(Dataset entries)

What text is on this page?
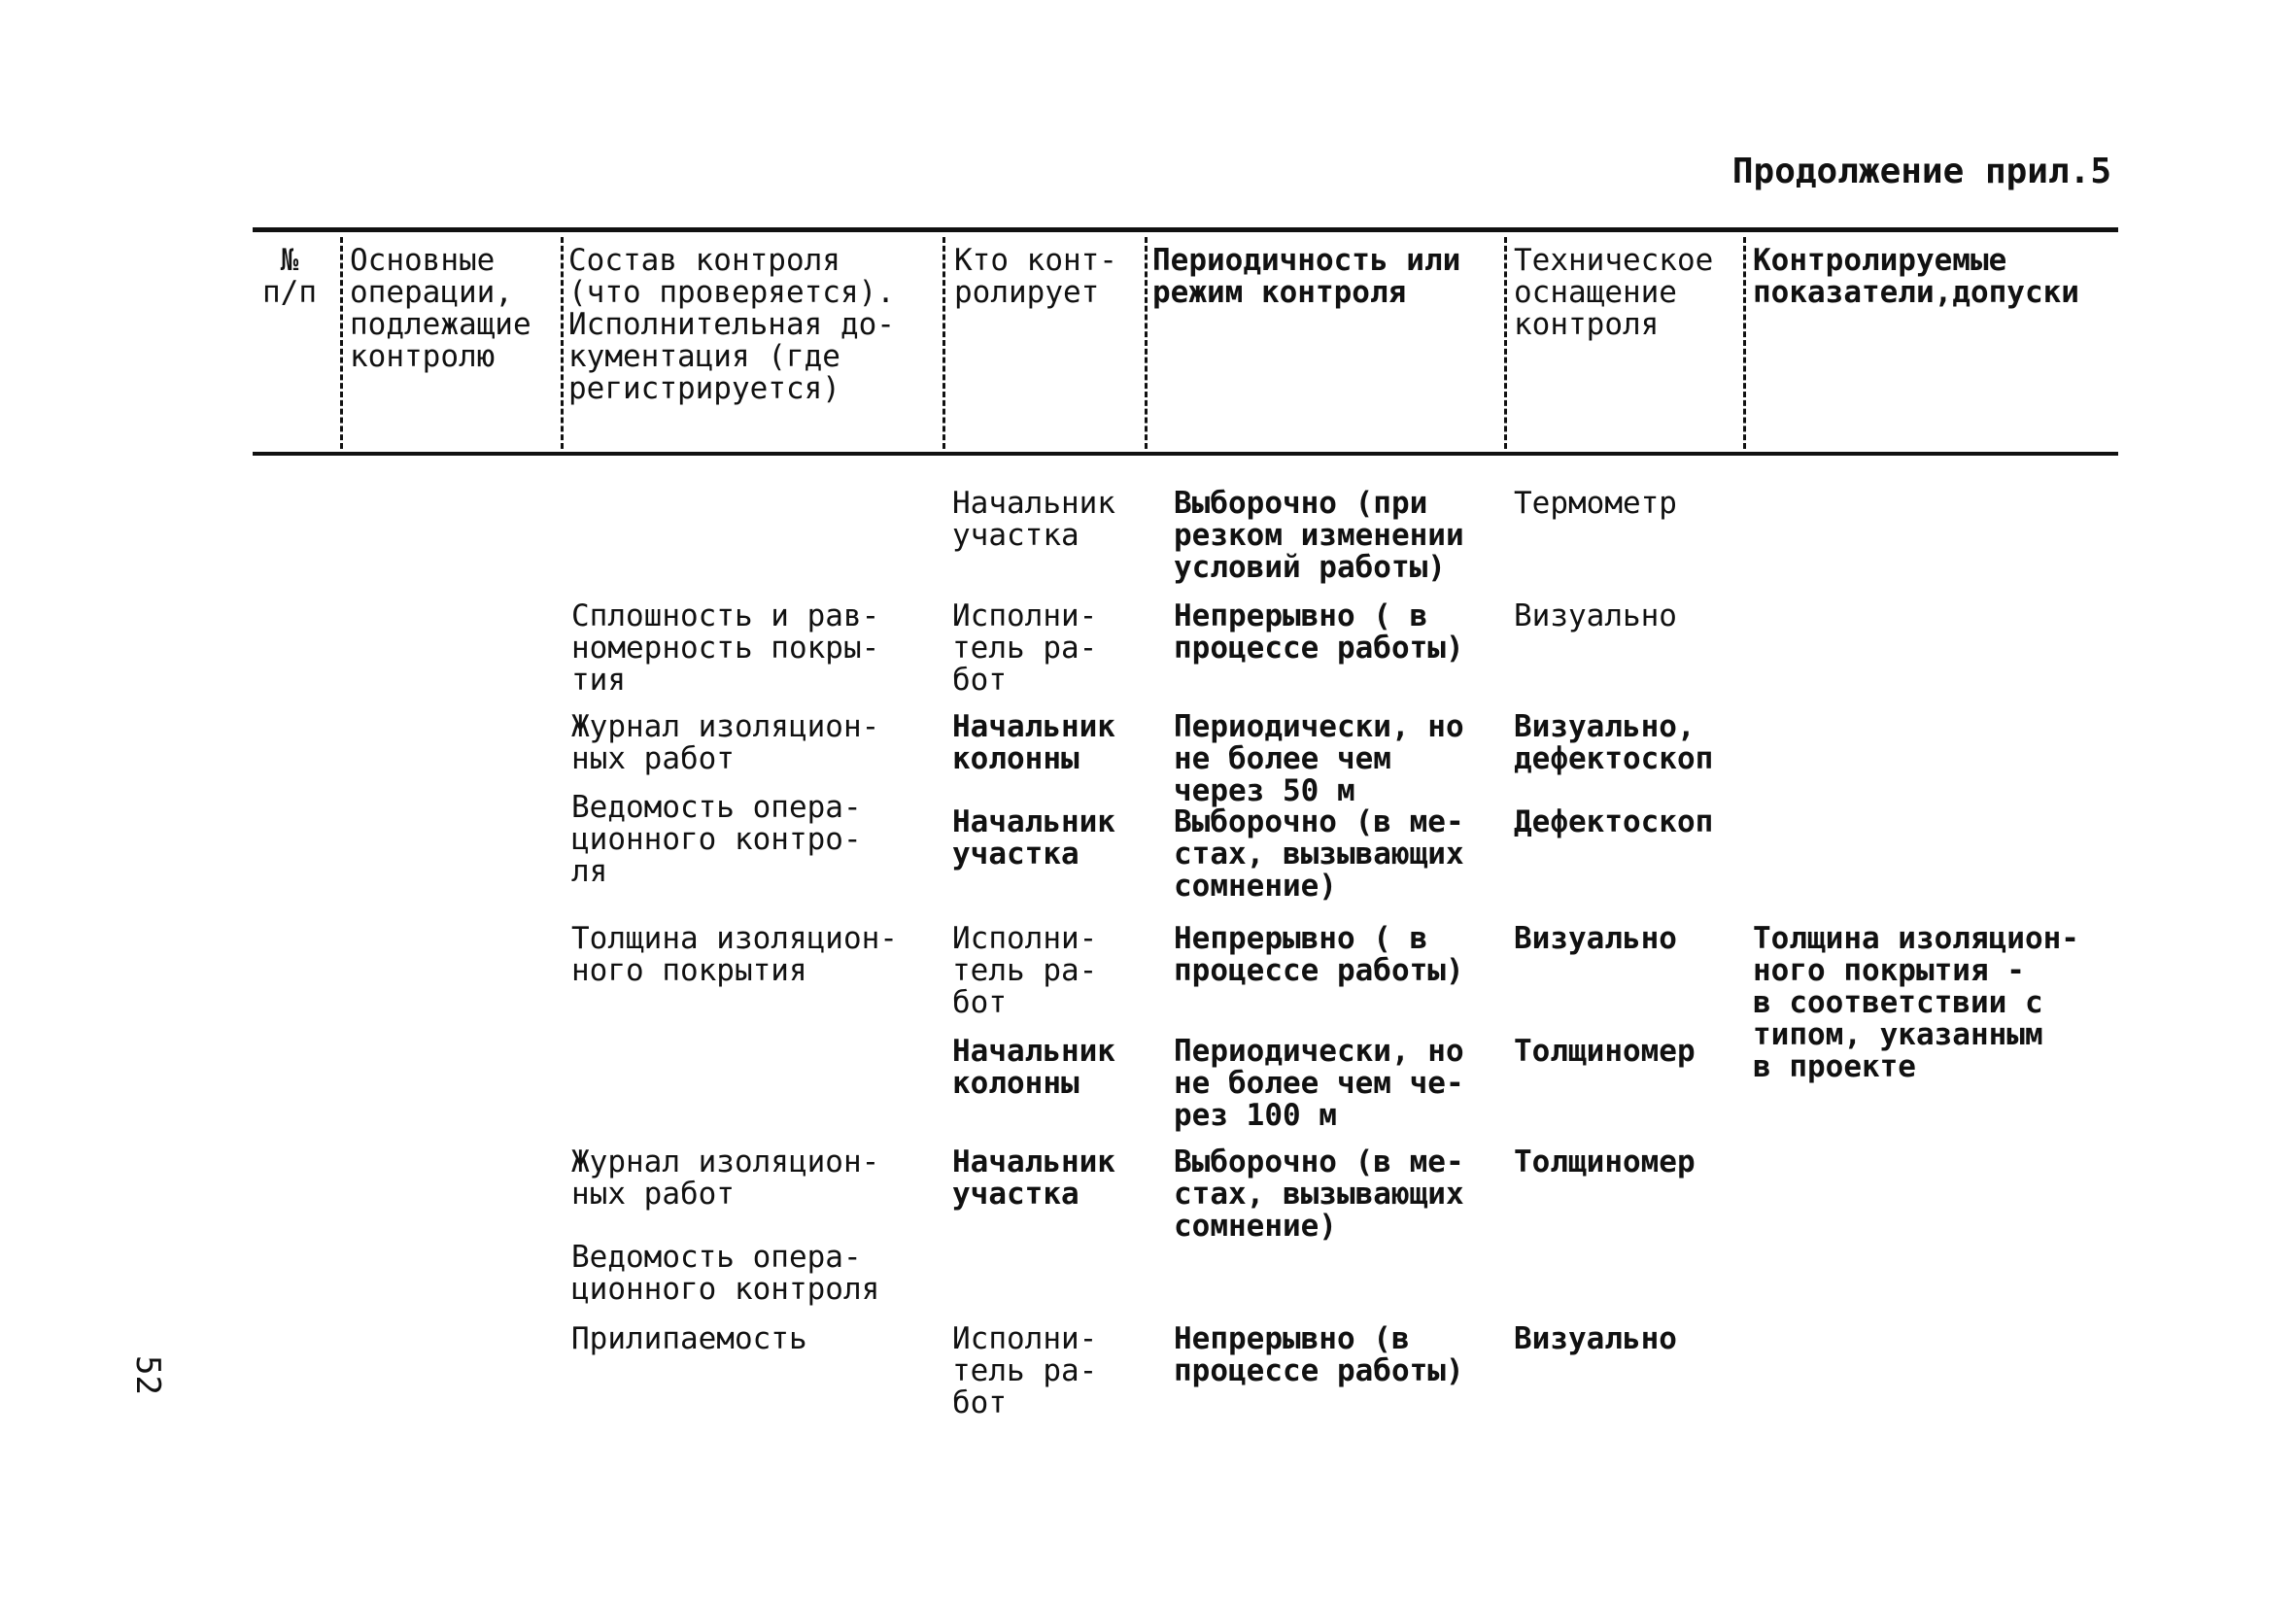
Продолжение прил.5
№
п/п
Основные
операции,
подлежащие
контролю
Состав контроля
(что проверяется).
Исполнительная до-
кументация (где
регистрируется)
Кто конт-
ролирует
Периодичность или
режим контроля
Техническое
оснащение
контроля
Контролируемые
показатели,допуски
Начальник
участка
Выборочно (при
резком изменении
условий работы)
Термометр
Сплошность и рав-
номерность покры-
тия
Исполни-
тель ра-
бот
Непрерывно ( в
процессе работы)
Визуально
Журнал изоляцион-
ных работ
Начальник
колонны
Периодически, но
не более чем
через 50 м
Визуально,
дефектоскоп
Ведомость опера-
ционного контро-
ля
Начальник
участка
Выборочно (в ме-
стах, вызывающих
сомнение)
Дефектоскоп
Толщина изоляцион-
ного покрытия
Исполни-
тель ра-
бот
Непрерывно ( в
процессе работы)
Визуально	Толщина изоляцион-
ного покрытия -
в соответствии с
типом, указанным
в проекте
Начальник
колонны
Периодически, но
не более чем че-
рез 100 м
Толщиномер
Журнал изоляцион-
ных работ
Начальник
участка
Выборочно (в ме-
стах, вызывающих
сомнение)
Толщиномер
Ведомость опера-
ционного контроля
Прилипаемость	Исполни-
тель ра-
бот
Непрерывно (в
процессе работы)
Визуально
52
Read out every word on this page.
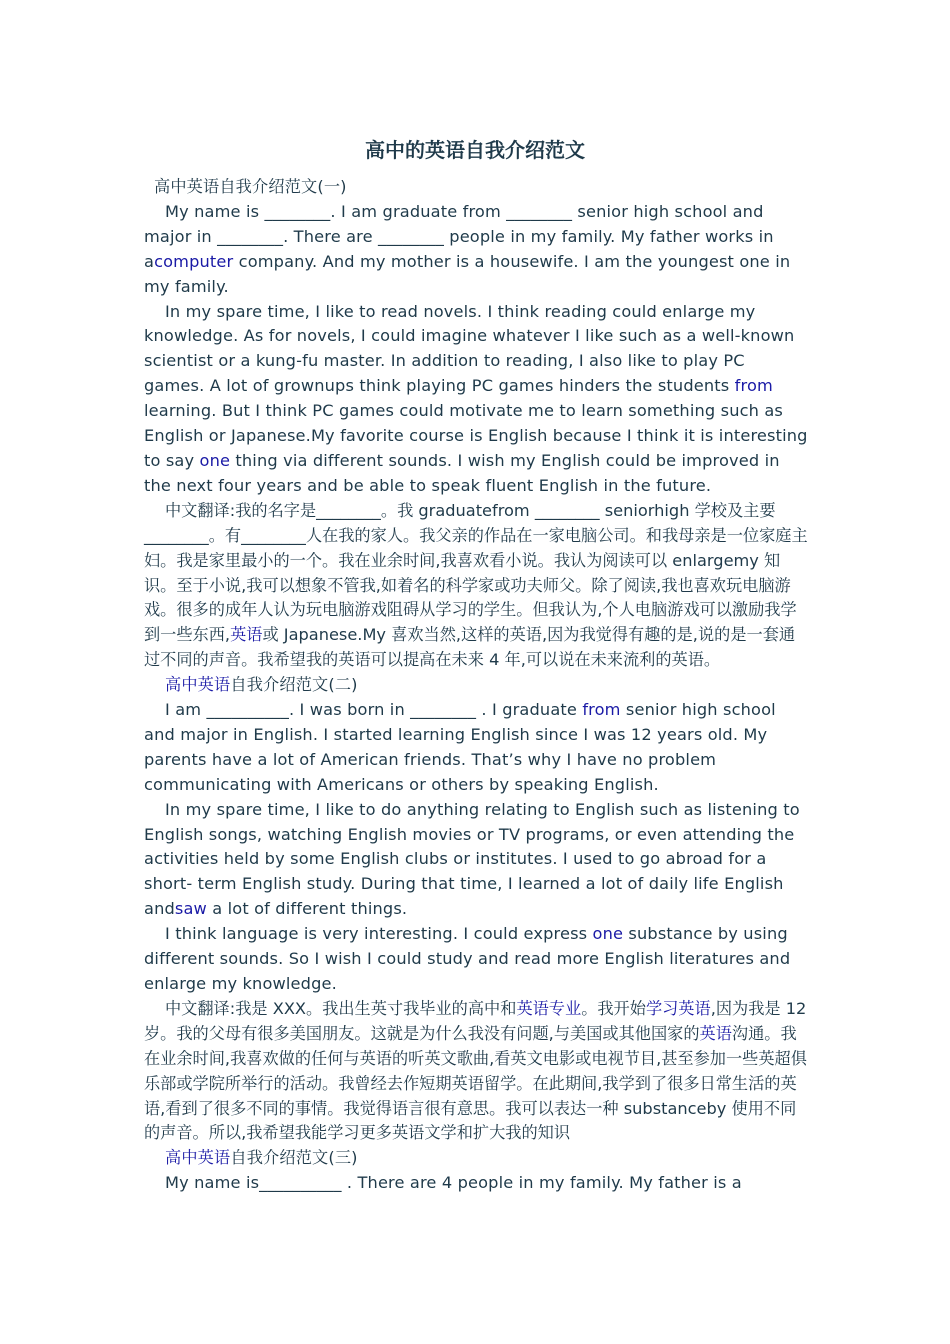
高中的英语自我介绍范文

高中英语自我介绍范文(一)

My name is ________. I am graduate from ________ senior high school and major in ________. There are ________ people in my family. My father works in acomputer company. And my mother is a housewife. I am the youngest one in my family.

In my spare time, I like to read novels. I think reading could enlarge my knowledge. As for novels, I could imagine whatever I like such as a well-known scientist or a kung-fu master. In addition to reading, I also like to play PC games. A lot of grownups think playing PC games hinders the students from learning. But I think PC games could motivate me to learn something such as English or Japanese.My favorite course is English because I think it is interesting to say one thing via different sounds. I wish my English could be improved in the next four years and be able to speak fluent English in the future.

中文翻译:我的名字是________。我 graduatefrom ________ seniorhigh 学校及主要________。有________人在我的家人。我父亲的作品在一家电脑公司。和我母亲是一位家庭主妇。我是家里最小的一个。我在业余时间,我喜欢看小说。我认为阅读可以 enlargemy 知识。至于小说,我可以想象不管我,如着名的科学家或功夫师父。除了阅读,我也喜欢玩电脑游戏。很多的成年人认为玩电脑游戏阻碍从学习的学生。但我认为,个人电脑游戏可以激励我学到一些东西,英语或 Japanese.My 喜欢当然,这样的英语,因为我觉得有趣的是,说的是一套通过不同的声音。我希望我的英语可以提高在未来 4 年,可以说在未来流利的英语。

高中英语自我介绍范文(二)

I am __________. I was born in ________ . I graduate from senior high school and major in English. I started learning English since I was 12 years old. My parents have a lot of American friends. That’s why I have no problem communicating with Americans or others by speaking English.

In my spare time, I like to do anything relating to English such as listening to English songs, watching English movies or TV programs, or even attending the activities held by some English clubs or institutes. I used to go abroad for a short- term English study. During that time, I learned a lot of daily life English andsaw a lot of different things.

I think language is very interesting. I could express one substance by using different sounds. So I wish I could study and read more English literatures and enlarge my knowledge.

中文翻译:我是 XXX。我出生英寸我毕业的高中和英语专业。我开始学习英语,因为我是 12 岁。我的父母有很多美国朋友。这就是为什么我没有问题,与美国或其他国家的英语沟通。我在业余时间,我喜欢做的任何与英语的听英文歌曲,看英文电影或电视节目,甚至参加一些英超俱乐部或学院所举行的活动。我曾经去作短期英语留学。在此期间,我学到了很多日常生活的英语,看到了很多不同的事情。我觉得语言很有意思。我可以表达一种 substanceby 使用不同的声音。所以,我希望我能学习更多英语文学和扩大我的知识

高中英语自我介绍范文(三)

My name is__________ . There are 4 people in my family. My father is a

- _Your goal_
Retype all entries exactly as they appear, dropping the images.

- _Response to the exercise_
What text is on this page?
Продолжение прил.5
№
п/п
Основные
операции,
подлежащие
контролю
Состав контроля
(что проверяется).
Исполнительная до-
кументация (где
регистрируется)
Кто конт-
ролирует
Периодичность или
режим контроля
Техническое
оснащение
контроля
Контролируемые
показатели,допуски
Начальник
участка
Выборочно (при
резком изменении
условий работы)
Термометр
Сплошность и рав-
номерность покры-
тия
Исполни-
тель ра-
бот
Непрерывно ( в
процессе работы)
Визуально
Журнал изоляцион-
ных работ
Начальник
колонны
Периодически, но
не более чем
через 50 м
Визуально,
дефектоскоп
Ведомость опера-
ционного контро-
ля
Начальник
участка
Выборочно (в ме-
стах, вызывающих
сомнение)
Дефектоскоп
Толщина изоляцион-
ного покрытия
Исполни-
тель ра-
бот
Непрерывно ( в
процессе работы)
Визуально	Толщина изоляцион-
ного покрытия -
в соответствии с
типом, указанным
в проекте
Начальник
колонны
Периодически, но
не более чем че-
рез 100 м
Толщиномер
Журнал изоляцион-
ных работ
Начальник
участка
Выборочно (в ме-
стах, вызывающих
сомнение)
Толщиномер
Ведомость опера-
ционного контроля
Прилипаемость	Исполни-
тель ра-
бот
Непрерывно (в
процессе работы)
Визуально
52
Read out every word on this page.
高中的英语自我介绍范文

高中英语自我介绍范文(一)

My name is ________. I am graduate from ________ senior high school and major in ________. There are ________ people in my family. My father works in acomputer company. And my mother is a housewife. I am the youngest one in my family.

In my spare time, I like to read novels. I think reading could enlarge my knowledge. As for novels, I could imagine whatever I like such as a well-known scientist or a kung-fu master. In addition to reading, I also like to play PC games. A lot of grownups think playing PC games hinders the students from learning. But I think PC games could motivate me to learn something such as English or Japanese.My favorite course is English because I think it is interesting to say one thing via different sounds. I wish my English could be improved in the next four years and be able to speak fluent English in the future.

中文翻译:我的名字是________。我 graduatefrom ________ seniorhigh 学校及主要________。有________人在我的家人。我父亲的作品在一家电脑公司。和我母亲是一位家庭主妇。我是家里最小的一个。我在业余时间,我喜欢看小说。我认为阅读可以 enlargemy 知识。至于小说,我可以想象不管我,如着名的科学家或功夫师父。除了阅读,我也喜欢玩电脑游戏。很多的成年人认为玩电脑游戏阻碍从学习的学生。但我认为,个人电脑游戏可以激励我学到一些东西,英语或 Japanese.My 喜欢当然,这样的英语,因为我觉得有趣的是,说的是一套通过不同的声音。我希望我的英语可以提高在未来 4 年,可以说在未来流利的英语。

高中英语自我介绍范文(二)

I am __________. I was born in ________ . I graduate from senior high school and major in English. I started learning English since I was 12 years old. My parents have a lot of American friends. That’s why I have no problem communicating with Americans or others by speaking English.

In my spare time, I like to do anything relating to English such as listening to English songs, watching English movies or TV programs, or even attending the activities held by some English clubs or institutes. I used to go abroad for a short- term English study. During that time, I learned a lot of daily life English andsaw a lot of different things.

I think language is very interesting. I could express one substance by using different sounds. So I wish I could study and read more English literatures and enlarge my knowledge.

中文翻译:我是 XXX。我出生英寸我毕业的高中和英语专业。我开始学习英语,因为我是 12 岁。我的父母有很多美国朋友。这就是为什么我没有问题,与美国或其他国家的英语沟通。我在业余时间,我喜欢做的任何与英语的听英文歌曲,看英文电影或电视节目,甚至参加一些英超俱乐部或学院所举行的活动。我曾经去作短期英语留学。在此期间,我学到了很多日常生活的英语,看到了很多不同的事情。我觉得语言很有意思。我可以表达一种 substanceby 使用不同的声音。所以,我希望我能学习更多英语文学和扩大我的知识

高中英语自我介绍范文(三)

My name is__________ . There are 4 people in my family. My father is a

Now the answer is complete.